WHAT IS EXPECTED:
Retype every entry word for word.

★ ★ ★ ★

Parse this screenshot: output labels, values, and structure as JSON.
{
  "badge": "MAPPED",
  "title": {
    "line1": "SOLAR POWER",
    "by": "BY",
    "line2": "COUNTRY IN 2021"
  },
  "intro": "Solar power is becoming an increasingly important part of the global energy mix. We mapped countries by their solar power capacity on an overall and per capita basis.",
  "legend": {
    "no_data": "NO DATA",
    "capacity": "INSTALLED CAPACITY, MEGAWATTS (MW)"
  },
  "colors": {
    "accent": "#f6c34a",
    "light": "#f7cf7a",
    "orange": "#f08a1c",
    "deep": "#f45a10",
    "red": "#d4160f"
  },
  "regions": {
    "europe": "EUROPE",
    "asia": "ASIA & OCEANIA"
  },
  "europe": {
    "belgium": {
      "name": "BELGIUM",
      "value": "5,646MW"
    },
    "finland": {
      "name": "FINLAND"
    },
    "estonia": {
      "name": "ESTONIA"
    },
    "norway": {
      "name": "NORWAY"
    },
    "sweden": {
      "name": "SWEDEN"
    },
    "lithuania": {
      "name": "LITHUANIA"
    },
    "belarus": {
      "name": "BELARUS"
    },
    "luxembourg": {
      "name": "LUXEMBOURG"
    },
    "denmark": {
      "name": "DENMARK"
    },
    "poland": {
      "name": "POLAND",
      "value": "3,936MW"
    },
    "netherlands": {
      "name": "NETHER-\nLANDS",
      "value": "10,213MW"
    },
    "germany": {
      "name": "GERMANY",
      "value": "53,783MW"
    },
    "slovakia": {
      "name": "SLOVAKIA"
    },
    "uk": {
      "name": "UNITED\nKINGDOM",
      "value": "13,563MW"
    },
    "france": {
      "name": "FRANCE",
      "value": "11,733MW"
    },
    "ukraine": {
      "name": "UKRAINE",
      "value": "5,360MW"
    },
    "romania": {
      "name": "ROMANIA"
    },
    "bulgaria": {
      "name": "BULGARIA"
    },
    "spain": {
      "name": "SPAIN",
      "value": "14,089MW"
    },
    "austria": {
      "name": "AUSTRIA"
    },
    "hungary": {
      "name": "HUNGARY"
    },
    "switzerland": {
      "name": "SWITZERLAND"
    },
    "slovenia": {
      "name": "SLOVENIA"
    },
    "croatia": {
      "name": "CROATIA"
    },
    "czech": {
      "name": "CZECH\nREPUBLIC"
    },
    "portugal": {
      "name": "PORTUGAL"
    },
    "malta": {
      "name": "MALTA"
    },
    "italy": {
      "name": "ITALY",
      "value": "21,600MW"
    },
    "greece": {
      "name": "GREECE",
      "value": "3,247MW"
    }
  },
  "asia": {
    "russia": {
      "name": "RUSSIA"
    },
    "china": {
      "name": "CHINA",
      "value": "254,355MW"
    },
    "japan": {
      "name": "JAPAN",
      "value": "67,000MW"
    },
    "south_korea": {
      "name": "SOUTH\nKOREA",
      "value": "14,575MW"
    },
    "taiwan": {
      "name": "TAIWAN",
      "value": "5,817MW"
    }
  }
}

★ ★ ★ ★

REPLY TO THE TASK:
Parse this screenshot: output labels, values, and structure as JSON.
{
  "badge": "MAPPED",
  "title": {
    "line1": "SOLAR POWER",
    "by": "BY",
    "line2": "COUNTRY IN 2021"
  },
  "intro": "Solar power is becoming an increasingly important part of the global energy mix. We mapped countries by their solar power capacity on an overall and per capita basis.",
  "legend": {
    "no_data": "NO DATA",
    "capacity": "INSTALLED CAPACITY, MEGAWATTS (MW)"
  },
  "colors": {
    "accent": "#f6c34a",
    "light": "#f7cf7a",
    "orange": "#f08a1c",
    "deep": "#f45a10",
    "red": "#d4160f"
  },
  "regions": {
    "europe": "EUROPE",
    "asia": "ASIA & OCEANIA"
  },
  "europe": {
    "belgium": {
      "name": "BELGIUM",
      "value": "5,646MW"
    },
    "finland": {
      "name": "FINLAND"
    },
    "estonia": {
      "name": "ESTONIA"
    },
    "norway": {
      "name": "NORWAY"
    },
    "sweden": {
      "name": "SWEDEN"
    },
    "lithuania": {
      "name": "LITHUANIA"
    },
    "belarus": {
      "name": "BELARUS"
    },
    "luxembourg": {
      "name": "LUXEMBOURG"
    },
    "denmark": {
      "name": "DENMARK"
    },
    "poland": {
      "name": "POLAND",
      "value": "3,936MW"
    },
    "netherlands": {
      "name": "NETHER-\nLANDS",
      "value": "10,213MW"
    },
    "germany": {
      "name": "GERMANY",
      "value": "53,783MW"
    },
    "slovakia": {
      "name": "SLOVAKIA"
    },
    "uk": {
      "name": "UNITED\nKINGDOM",
      "value": "13,563MW"
    },
    "france": {
      "name": "FRANCE",
      "value": "11,733MW"
    },
    "ukraine": {
      "name": "UKRAINE",
      "value": "5,360MW"
    },
    "romania": {
      "name": "ROMANIA"
    },
    "bulgaria": {
      "name": "BULGARIA"
    },
    "spain": {
      "name": "SPAIN",
      "value": "14,089MW"
    },
    "austria": {
      "name": "AUSTRIA"
    },
    "hungary": {
      "name": "HUNGARY"
    },
    "switzerland": {
      "name": "SWITZERLAND"
    },
    "slovenia": {
      "name": "SLOVENIA"
    },
    "croatia": {
      "name": "CROATIA"
    },
    "czech": {
      "name": "CZECH\nREPUBLIC"
    },
    "portugal": {
      "name": "PORTUGAL"
    },
    "malta": {
      "name": "MALTA"
    },
    "italy": {
      "name": "ITALY",
      "value": "21,600MW"
    },
    "greece": {
      "name": "GREECE",
      "value": "3,247MW"
    }
  },
  "asia": {
    "russia": {
      "name": "RUSSIA"
    },
    "china": {
      "name": "CHINA",
      "value": "254,355MW"
    },
    "japan": {
      "name": "JAPAN",
      "value": "67,000MW"
    },
    "south_korea": {
      "name": "SOUTH\nKOREA",
      "value": "14,575MW"
    },
    "taiwan": {
      "name": "TAIWAN",
      "value": "5,817MW"
    }
  }
}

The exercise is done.